Required task :: Retype the records starting at the line that contains "ground at J9-3 [583,151,604,160]" and ending after the line that contains "U6 pin 43 SPI0_DI_0__/PC_2 [434,295,522,306]", reproducing each line precisely.
⟨
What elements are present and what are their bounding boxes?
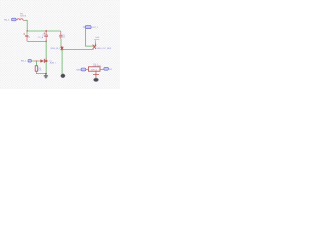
ground G1 [44, 74, 48, 78]
junction dot diode-mid wire [45, 60, 47, 62]
wire mid vertical [45, 41, 47, 73]
svg-text:AGND_1: AGND_1 [50, 61, 56, 64]
wire below R1 [36, 73, 46, 74]
capacitor C1 plus mark [23, 33, 25, 35]
ferrite bead FB1 body [17, 19, 23, 21]
capacitor C1 bottom pin [26, 37, 28, 42]
power flag stub green [94, 40, 96, 43]
svg-text:VREG_FB_1: VREG_FB_1 [50, 48, 60, 50]
capacitor C2 top pin [45, 31, 47, 35]
diode D1 anode pin [34, 60, 39, 62]
resistor R2 right pin [100, 69, 104, 71]
svg-text:10k_NTC: 10k_NTC [93, 66, 102, 68]
junction dot on bus1 at C2 [45, 30, 47, 32]
capacitor C2 plates [44, 35, 48, 36]
port P3 body [28, 59, 32, 62]
capacitor C3 plates [59, 35, 62, 37]
ground G3 [61, 74, 65, 78]
svg-text:1u: 1u [42, 35, 44, 37]
ground G2 [94, 78, 99, 82]
port P5 body (right) [104, 67, 109, 70]
svg-text:sense: sense [94, 39, 99, 41]
diode D1 cathode pin [45, 60, 48, 62]
capacitor C1 top pin [26, 31, 28, 34]
red tick on mid wire [45, 58, 47, 61]
resistor R2 body [88, 67, 100, 71]
capacitor C3 top pin [60, 31, 62, 35]
wire gnd3 vertical [61, 49, 63, 73]
wire bit before diode [39, 60, 41, 62]
junction dot at G1 [45, 73, 47, 75]
resistor R1 bottom pin [35, 71, 37, 72]
svg-text:IN_1: IN_1 [4, 19, 11, 21]
port P4 body [81, 68, 86, 71]
wire below C3 [60, 39, 62, 46]
svg-text:10k: 10k [38, 70, 41, 72]
pin of FB1 to wire [23, 19, 25, 21]
capacitor C3 bottom pin [60, 37, 62, 39]
wire branch down from D1 anode [36, 61, 38, 66]
junction X at wire ends [93, 45, 97, 49]
port P1 body [12, 18, 17, 21]
junction X at node FB [61, 47, 64, 51]
junction dot at C1 corner [27, 30, 28, 31]
resistor R2 left pin [86, 69, 88, 71]
diode D1 cathode bar [43, 59, 45, 63]
capacitor C2 bottom pin [45, 37, 47, 42]
power flag pin red [94, 43, 96, 45]
red pin into junction [60, 46, 62, 48]
wire out vertical + horizontal [86, 29, 93, 46]
wire input corner [25, 20, 27, 31]
ground pin G2 [93, 71, 99, 78]
port P2 leader dash [83, 26, 85, 28]
capacitor C1 plates [25, 35, 28, 36]
diode D1 body [41, 60, 44, 63]
resistor R1 body [35, 66, 38, 71]
svg-text:OUT_1: OUT_1 [92, 27, 99, 29]
port P2 body (OUT) [85, 26, 91, 29]
wire bus1 horizontal [27, 30, 61, 32]
junction dot at R branch [36, 60, 37, 61]
capacitor C2 plus mark [44, 32, 46, 34]
svg-text:600R/1A: 600R/1A [20, 14, 27, 17]
wire bus2 horizontal [27, 40, 46, 42]
svg-text:NTC1: NTC1 [91, 69, 98, 71]
svg-text:EN_1: EN_1 [21, 60, 27, 62]
junction dot wire2 corner [45, 41, 47, 43]
wire stub P3 [32, 60, 34, 62]
wire fb horizontal [62, 48, 94, 50]
svg-text:VREG_OUT_SEN1: VREG_OUT_SEN1 [97, 48, 112, 50]
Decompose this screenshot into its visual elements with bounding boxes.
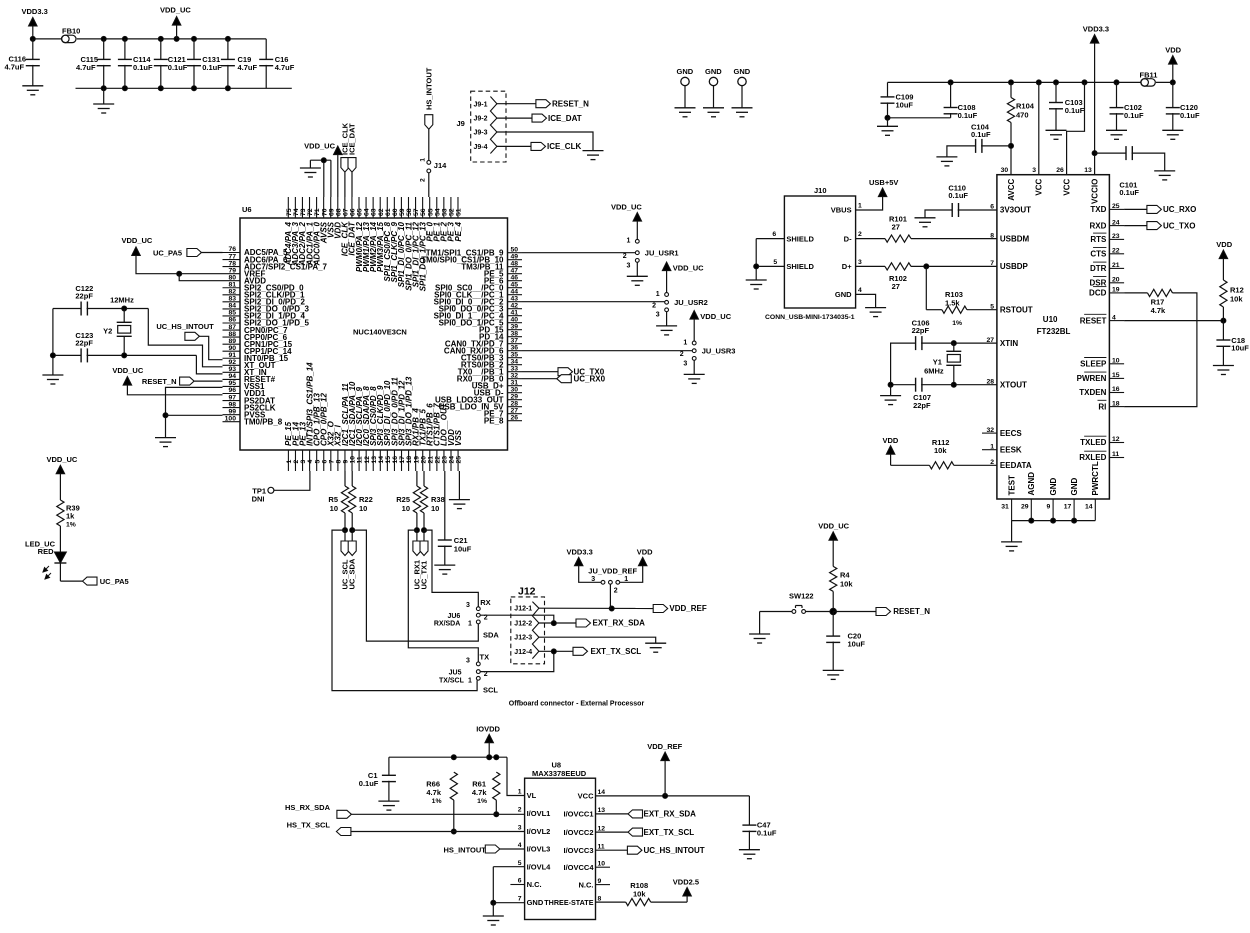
ground at J9-3 [583,151,604,160]
net tag UC_RX0 [557,374,606,383]
U8 pin 13 I/OVCC1 [563,807,605,819]
svg-text:10k: 10k [840,580,853,589]
svg-text:3: 3 [683,360,687,367]
svg-text:27: 27 [511,407,519,414]
J10 pin6 SHIELD [756,231,814,243]
svg-text:8: 8 [598,895,602,902]
U10 pin 23 RTS [1090,233,1124,244]
svg-text:HS_RX_SDA: HS_RX_SDA [285,803,331,812]
U10 pin 16 TXDEN [1079,386,1124,397]
wire J9-4 to ICE_CLK [497,145,531,147]
U6 pin 84 SPI2_DO_0/PD_3 [223,303,310,314]
svg-text:U10: U10 [1043,315,1058,324]
svg-text:19: 19 [413,456,420,464]
svg-text:TXD: TXD [1090,205,1106,214]
net tag UC_RXO [1124,205,1196,214]
power flag VDD2.5 [673,878,699,903]
wire SCL route (R5 to JU5 pin1) [332,530,477,691]
svg-text:J9-2: J9-2 [474,116,488,123]
svg-text:42: 42 [511,302,519,309]
connector J12 dashed box [511,586,545,664]
svg-text:9: 9 [598,878,602,885]
svg-text:1: 1 [990,443,994,450]
svg-text:10uF: 10uF [454,545,472,554]
wire U8 /OVL4 to ground [491,867,525,906]
svg-text:14: 14 [1085,504,1093,511]
U6 pin 5 CPO_1/PB_13 [312,393,321,471]
net tag HS_RX_SDA [285,803,525,818]
crystal Y1 6MHz [924,341,997,387]
svg-text:72: 72 [307,208,314,216]
svg-text:55: 55 [427,208,434,216]
U6 pin 88 CPP0/PC_6 [223,331,288,342]
U6 pin 45 SPI0_SC0__/PC_0 [435,281,522,292]
U6 pin 85 SPI2_DI_1/PD_4 [223,310,306,321]
svg-text:0.1uF: 0.1uF [1124,111,1144,120]
svg-text:22pF: 22pF [912,326,930,335]
U10 pin 4 RESET [1080,314,1124,325]
U6 pin 6 CPO_0/PB_12 [320,393,329,471]
svg-text:40: 40 [511,316,519,323]
wire VDD_UC to VREF/AVDD [136,256,223,281]
U6 pin 70 AVSS [319,197,328,244]
svg-text:UC_TXO: UC_TXO [1163,221,1195,230]
node label SCL [483,686,498,695]
svg-text:VCCIO: VCCIO [1090,179,1099,204]
svg-text:13: 13 [1084,167,1092,174]
U6 pin 68 VDD [334,197,343,239]
net tag EXT_TX_SCL (J12) [573,647,641,656]
resistor R25 10 [396,471,420,530]
net tag EXT_RX_SDA (J12) [576,619,645,628]
U6 pin 49 TM0/SPI0_CS1/PB_10 [421,253,522,264]
resistor R5 10 [328,471,348,530]
svg-text:RESET_N: RESET_N [552,99,589,108]
U6 pin 86 SPI2_DO_1/PD_5 [223,317,310,328]
U6 pin 43 SPI0_DI_0__/PC_2 [434,295,522,306]
U10 pin 29 AGND [1021,472,1036,521]
svg-text:VCC: VCC [1062,178,1071,195]
svg-text:TEST: TEST [1007,475,1016,496]
ground under C18 [1213,366,1234,375]
resistor R38 10 [420,471,444,530]
svg-text:36: 36 [511,344,519,351]
jumper JU_USR3 [680,339,736,367]
U6 pin 22 CTS1/PB_7 [433,403,442,471]
svg-text:GND: GND [705,67,722,76]
svg-text:21: 21 [1112,262,1120,269]
svg-text:PE_4: PE_4 [454,221,463,241]
connector J12 pin zigzag [532,602,539,659]
svg-text:R22: R22 [359,495,373,504]
wire xtal left leg [50,309,55,376]
ground at U6 AVSS/VSS [300,168,321,177]
net tag RESET_N (U6 pin 94) [142,377,223,386]
net tag UC_SCL (vertical) [341,530,350,589]
svg-text:29: 29 [511,393,519,400]
svg-text:1%: 1% [432,798,442,805]
U6 pin 35 CTS0/PB_3 [461,351,522,362]
ground at Y1 [880,396,901,405]
U6 pin 96 VDD1 [223,387,266,398]
net tag UC_HS_INTOUT (U8) [596,846,705,855]
resistor R102 27 [885,263,997,291]
svg-text:PE_8: PE_8 [484,416,504,425]
svg-text:JU_USR2: JU_USR2 [674,298,708,307]
U6 pin 11 I2C0_SCL/PA_9 [355,386,364,471]
svg-text:18: 18 [1112,400,1120,407]
svg-text:63: 63 [371,208,378,216]
svg-text:29: 29 [1021,504,1029,511]
ground under C20 [823,670,844,679]
svg-text:VCC: VCC [1035,178,1044,195]
svg-text:0.1uF: 0.1uF [958,111,978,120]
svg-text:RTS: RTS [1090,235,1107,244]
svg-text:99: 99 [228,408,236,415]
svg-text:45: 45 [511,281,519,288]
svg-text:87: 87 [228,324,236,331]
net tag ICE_CLK (J9) [531,142,581,151]
svg-text:VDD_UC: VDD_UC [47,455,78,464]
svg-text:78: 78 [228,260,236,267]
svg-text:VDD: VDD [637,548,653,557]
svg-text:6: 6 [772,231,776,238]
wire J12-4 to EXT_TX_SCL [539,649,573,654]
junction dots on top rail [101,36,230,41]
J10 pin3 D+ [842,259,885,271]
net tag EXT_TX_SCL (U8) [596,828,695,837]
wire top rail caps bank [77,38,266,40]
capacitor C121 0.1uF [154,39,188,88]
svg-text:VDD_UC: VDD_UC [700,312,731,321]
svg-text:J12-3: J12-3 [514,635,532,642]
svg-text:74: 74 [293,208,300,216]
svg-text:0.1uF: 0.1uF [1065,106,1085,115]
svg-text:FB11: FB11 [1140,71,1158,80]
wire VCC top rail [888,80,1141,85]
U6 pin 58 SPI1_DO_0/PC_11 [404,197,413,291]
svg-text:2: 2 [614,588,618,595]
svg-text:75: 75 [286,208,293,216]
U8 pin 7 GND [518,896,544,908]
svg-text:2: 2 [680,351,684,358]
svg-text:27: 27 [892,223,900,232]
svg-text:DNI: DNI [252,495,265,504]
U6 pin 41 SPI0_DI_1__/PC_4 [434,309,522,320]
svg-text:1: 1 [858,202,862,209]
svg-text:64: 64 [364,208,371,216]
resistor R103 1.5k [926,266,997,327]
node label TX [480,653,490,662]
U6 pin 91 INT0/PB_15 [223,352,289,363]
jumper JU_USR1 [623,238,679,270]
svg-text:7: 7 [990,260,994,267]
svg-text:3: 3 [518,824,522,831]
ground at C110 [915,218,936,227]
U10 pin 5 RSTOUT [990,303,1033,314]
svg-text:12: 12 [364,456,371,464]
U6 pin 89 CPN1/PC_15 [223,338,293,349]
U6 pin 90 CPP1/PC_14 [223,345,293,356]
svg-text:35: 35 [511,351,519,358]
svg-text:FT232BL: FT232BL [1037,327,1071,336]
svg-text:81: 81 [228,281,236,288]
ground under C116 [22,86,43,95]
svg-text:USBDP: USBDP [1000,262,1029,271]
svg-text:100: 100 [225,415,237,422]
wire U10 RESET to R12/C18 [1124,318,1226,323]
svg-text:4.7uF: 4.7uF [5,63,25,72]
svg-text:EXT_TX_SCL: EXT_TX_SCL [591,647,642,656]
power flag VDD (R112) [883,436,899,465]
svg-text:12: 12 [598,825,606,832]
svg-text:1: 1 [420,158,427,162]
svg-text:I/OVCC1: I/OVCC1 [563,810,593,819]
net tag UC_PA5 (U6 pin 76) [153,249,223,258]
svg-text:R4: R4 [840,571,850,580]
svg-text:66: 66 [350,208,357,216]
wire VDD3.3 rail to FB10 [30,36,61,41]
U6 pin 54 PE_1 [433,197,442,242]
U10 pin 21 DTR [1090,262,1124,273]
power flag VDD_UC (R4) [818,522,849,567]
svg-text:HS_INTOUT: HS_INTOUT [444,846,487,855]
svg-text:38: 38 [511,330,519,337]
svg-text:10: 10 [431,504,439,513]
svg-text:HS_INTOUT: HS_INTOUT [424,67,433,110]
svg-text:13: 13 [371,456,378,464]
svg-text:70: 70 [321,208,328,216]
svg-text:JU_VDD_REF: JU_VDD_REF [588,567,637,576]
svg-text:0.1uF: 0.1uF [168,63,188,72]
ground under C102 [1106,130,1127,139]
svg-text:26: 26 [1056,167,1064,174]
wire J10 shield to ground [754,239,759,280]
svg-text:1%: 1% [952,320,962,327]
svg-text:SDA: SDA [483,631,499,640]
svg-text:RXLED: RXLED [1079,453,1106,462]
svg-text:0.1uF: 0.1uF [1180,111,1200,120]
U6 pin 66 ICE_DAT [348,197,357,256]
svg-text:50: 50 [511,246,519,253]
svg-text:65: 65 [357,208,364,216]
svg-text:0.1uF: 0.1uF [359,779,379,788]
svg-text:46: 46 [511,274,519,281]
ground at J10 shield [746,280,767,289]
svg-text:4.7uF: 4.7uF [275,63,295,72]
svg-text:RESET_N: RESET_N [142,377,177,386]
svg-text:11: 11 [1112,451,1119,458]
U8 pin 12 I/OVCC2 [563,825,605,837]
U10 pin 20 DSR [1090,277,1125,288]
svg-text:57: 57 [413,208,420,216]
capacitor C108 0.1uF [888,82,978,120]
svg-text:31: 31 [1001,504,1009,511]
U10 pin 27 XTIN [986,337,1018,348]
svg-text:44: 44 [511,288,519,295]
svg-text:10: 10 [1112,358,1120,365]
svg-text:3V3OUT: 3V3OUT [1000,206,1031,215]
svg-text:VDD_UC: VDD_UC [304,142,335,151]
svg-text:95: 95 [228,380,236,387]
svg-text:5: 5 [518,860,522,867]
svg-text:86: 86 [228,317,236,324]
svg-text:EESK: EESK [1000,445,1022,454]
wire U10 ground rail [1012,518,1096,542]
ground at Y2 [42,375,63,384]
svg-text:DCD: DCD [1089,289,1107,298]
svg-text:VDD_REF: VDD_REF [669,604,706,613]
U6 pin 55 PE_0 [426,197,435,242]
capacitor C123 22pF [75,331,93,362]
svg-text:SHIELD: SHIELD [786,262,814,271]
U6 pin 23 LDO__OUT [440,402,449,471]
power flag VDD (top right) [1165,46,1181,83]
svg-text:6MHz: 6MHz [924,367,944,376]
U8 pin 3 I/OVL2 [518,824,551,836]
U6 pin 13 SPI3_CS0/PD_8 [369,386,378,471]
svg-text:10: 10 [402,504,410,513]
wire JU_USR2 pin3 to ground [656,312,677,335]
resistor R4 10k [830,566,854,611]
svg-text:JU6: JU6 [447,613,460,620]
svg-text:J9-4: J9-4 [474,144,488,151]
ground at C104 [936,157,957,166]
U8 pin 5 I/OVL4 [518,860,551,872]
net tag ICE_DAT (U6 pin 66, vertical) [348,123,357,197]
svg-text:GND: GND [1070,478,1079,496]
resistor R108 10k [596,881,688,906]
ground under C103 [1046,130,1067,139]
U6 pin 51 PE_4 [454,197,463,242]
svg-text:96: 96 [228,387,236,394]
svg-text:14: 14 [598,789,606,796]
power flag VDD_UC (U6 VREF/AVDD) [122,236,153,256]
svg-text:22: 22 [434,456,441,464]
svg-text:0.1uF: 0.1uF [971,130,991,139]
U6 pin 20 TX1/PB_5 [419,409,428,471]
svg-text:80: 80 [228,274,236,281]
U6 pin 1 PE_15 [284,421,293,471]
U6 pin 29 USB_LDO33_OUT [435,393,522,404]
svg-text:51: 51 [456,208,463,216]
junction RESET_N node [830,608,876,636]
U6 pin 8 X32_I [334,424,343,471]
capacitor C106 22pF [891,319,954,387]
U10 pin 2 EEDATA [990,459,1032,470]
svg-text:10k: 10k [934,446,947,455]
U6 pin 76 ADC5/PA_5 [223,246,288,257]
U6 pin 67 ICE_CLK [341,197,350,256]
svg-text:VDD2.5: VDD2.5 [673,878,699,887]
ground under cap bank [93,88,114,113]
U6 pin 33 TX0__/PB_1 [458,365,522,376]
capacitor C115 4.7uF [76,39,111,88]
wire JU5 pin2 to J12-4 [480,651,554,671]
svg-text:U6: U6 [242,205,252,214]
GND test point 2 [703,67,724,117]
svg-text:THREE-STATE: THREE-STATE [544,898,593,907]
U6 pin 52 PE_3 [447,197,456,242]
wire FB11 to VDD [1156,80,1175,85]
svg-text:16: 16 [1112,386,1120,393]
U8 pin 1 VL [518,789,537,801]
svg-text:3: 3 [656,312,660,319]
svg-text:58: 58 [406,208,413,216]
svg-text:73: 73 [300,208,307,216]
U6 pin 18 SPI3_DO_1/PD_13 [404,376,413,471]
svg-text:3: 3 [466,602,470,609]
svg-text:3: 3 [858,259,862,266]
U8 pin 14 VCC [578,789,606,801]
svg-text:11: 11 [598,843,605,850]
svg-text:59: 59 [399,208,406,216]
U6 pin 39 PD_15 [479,323,522,334]
svg-text:88: 88 [228,331,236,338]
svg-text:GND: GND [1049,478,1058,496]
svg-text:61: 61 [385,208,392,216]
net tag HS_INTOUT (U8) [444,845,525,855]
power flag VDD_UC (JU_USR1) [611,203,642,240]
svg-text:10: 10 [350,456,357,464]
power flag VDD_REF (U8) [647,742,682,796]
svg-text:3: 3 [300,460,307,464]
ground under C21 [434,565,455,574]
svg-text:CONN_USB-MINI-1734035-1: CONN_USB-MINI-1734035-1 [765,314,855,321]
capacitor C101 0.1uF [1092,146,1165,197]
svg-text:VDD: VDD [1216,240,1232,249]
resistor R104 470 [1007,82,1034,174]
U10 pin 12 TXLED [1080,436,1124,447]
svg-text:VDD: VDD [1165,46,1181,55]
svg-text:RXD: RXD [1090,221,1107,230]
net tag UC_TX0 [558,367,605,376]
svg-text:71: 71 [314,208,321,216]
svg-text:30: 30 [511,386,519,393]
ground under C120 [1162,130,1183,139]
capacitor C109 10uF [881,82,914,126]
U6 pin 82 SPI2_CLK/PD_1 [223,289,306,300]
net tag EXT_RX_SDA (U8) [596,810,697,819]
svg-text:RSTOUT: RSTOUT [1000,305,1033,314]
U10 pin 9 GND [1047,478,1058,521]
svg-text:GND: GND [677,67,694,76]
U6 pin 9 I2C1_SCL/PA_11 [341,383,350,471]
U6 pin 53 PE_2 [440,197,449,242]
svg-text:VDD_UC: VDD_UC [818,522,849,531]
capacitor C110 0.1uF [925,184,997,218]
svg-text:98: 98 [228,401,236,408]
svg-text:10uF: 10uF [848,640,866,649]
U6 pin 27 PE_7 [484,407,522,418]
svg-text:D-: D- [844,234,852,243]
svg-text:ICE_CLK: ICE_CLK [547,142,581,151]
IC U6 NUC140VE3CN body [240,205,508,450]
svg-text:JU5: JU5 [449,670,462,677]
U6 pin 81 SPI2_CS0/PD_0 [223,281,305,292]
U10 pin 32 EECS [982,427,1022,438]
svg-text:15: 15 [1112,372,1120,379]
power flag VDD3.3 (U10) [1083,25,1109,175]
svg-text:16: 16 [392,456,399,464]
svg-text:RI: RI [1098,402,1106,411]
svg-text:4.7uF: 4.7uF [76,63,96,72]
capacitor C47 0.1uF [742,796,777,850]
U6 pin 28 USB_LDO_IN_5V [439,400,522,411]
ground at J12-3 [645,643,666,652]
power flag VDD_UC (U6 VDD1) [112,366,222,395]
U6 pin 65 PWM0/PA_12 [355,197,364,272]
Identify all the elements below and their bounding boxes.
⟩
Full solution ::
ground at J9-3 [583,151,604,160]
net tag UC_RX0 [557,374,606,383]
U8 pin 13 I/OVCC1 [563,807,605,819]
svg-text:10k: 10k [840,580,853,589]
svg-text:3: 3 [683,360,687,367]
svg-text:27: 27 [511,407,519,414]
J10 pin6 SHIELD [756,231,814,243]
svg-text:8: 8 [598,895,602,902]
U10 pin 23 RTS [1090,233,1124,244]
svg-text:HS_RX_SDA: HS_RX_SDA [285,803,331,812]
U10 pin 16 TXDEN [1079,386,1124,397]
wire J9-4 to ICE_CLK [497,145,531,147]
U6 pin 84 SPI2_DO_0/PD_3 [223,303,310,314]
svg-text:U10: U10 [1043,315,1058,324]
svg-text:19: 19 [413,456,420,464]
svg-text:TXD: TXD [1090,205,1106,214]
net tag UC_RXO [1124,205,1196,214]
power flag VDD2.5 [673,878,699,903]
wire SCL route (R5 to JU5 pin1) [332,530,477,691]
svg-text:J9-2: J9-2 [474,116,488,123]
svg-text:42: 42 [511,302,519,309]
connector J12 dashed box [511,586,545,664]
svg-text:9: 9 [598,878,602,885]
svg-text:1: 1 [990,443,994,450]
svg-text:10uF: 10uF [454,545,472,554]
wire U8 /OVL4 to ground [491,867,525,906]
svg-text:14: 14 [1085,504,1093,511]
U6 pin 5 CPO_1/PB_13 [312,393,321,471]
net tag HS_RX_SDA [285,803,525,818]
crystal Y1 6MHz [924,341,997,387]
svg-text:72: 72 [307,208,314,216]
svg-text:55: 55 [427,208,434,216]
U6 pin 88 CPP0/PC_6 [223,331,288,342]
U6 pin 45 SPI0_SC0__/PC_0 [435,281,522,292]
U6 pin 85 SPI2_DI_1/PD_4 [223,310,306,321]
svg-text:0.1uF: 0.1uF [1124,111,1144,120]
svg-text:22pF: 22pF [912,326,930,335]
U10 pin 4 RESET [1080,314,1124,325]
U6 pin 6 CPO_0/PB_12 [320,393,329,471]
svg-text:40: 40 [511,316,519,323]
wire VDD_UC to VREF/AVDD [136,256,223,281]
U6 pin 70 AVSS [319,197,328,244]
svg-text:UC_TXO: UC_TXO [1163,221,1195,230]
node label SCL [483,686,498,695]
svg-text:VCCIO: VCCIO [1090,179,1099,204]
svg-text:13: 13 [1084,167,1092,174]
U6 pin 68 VDD [334,197,343,239]
net tag EXT_TX_SCL (J12) [573,647,641,656]
resistor R25 10 [396,471,420,530]
net tag EXT_RX_SDA (J12) [576,619,645,628]
U6 pin 49 TM0/SPI0_CS1/PB_10 [421,253,522,264]
resistor R5 10 [328,471,348,530]
svg-text:RESET_N: RESET_N [552,99,589,108]
U6 pin 86 SPI2_DO_1/PD_5 [223,317,310,328]
U6 pin 43 SPI0_DI_0__/PC_2 [434,295,522,306]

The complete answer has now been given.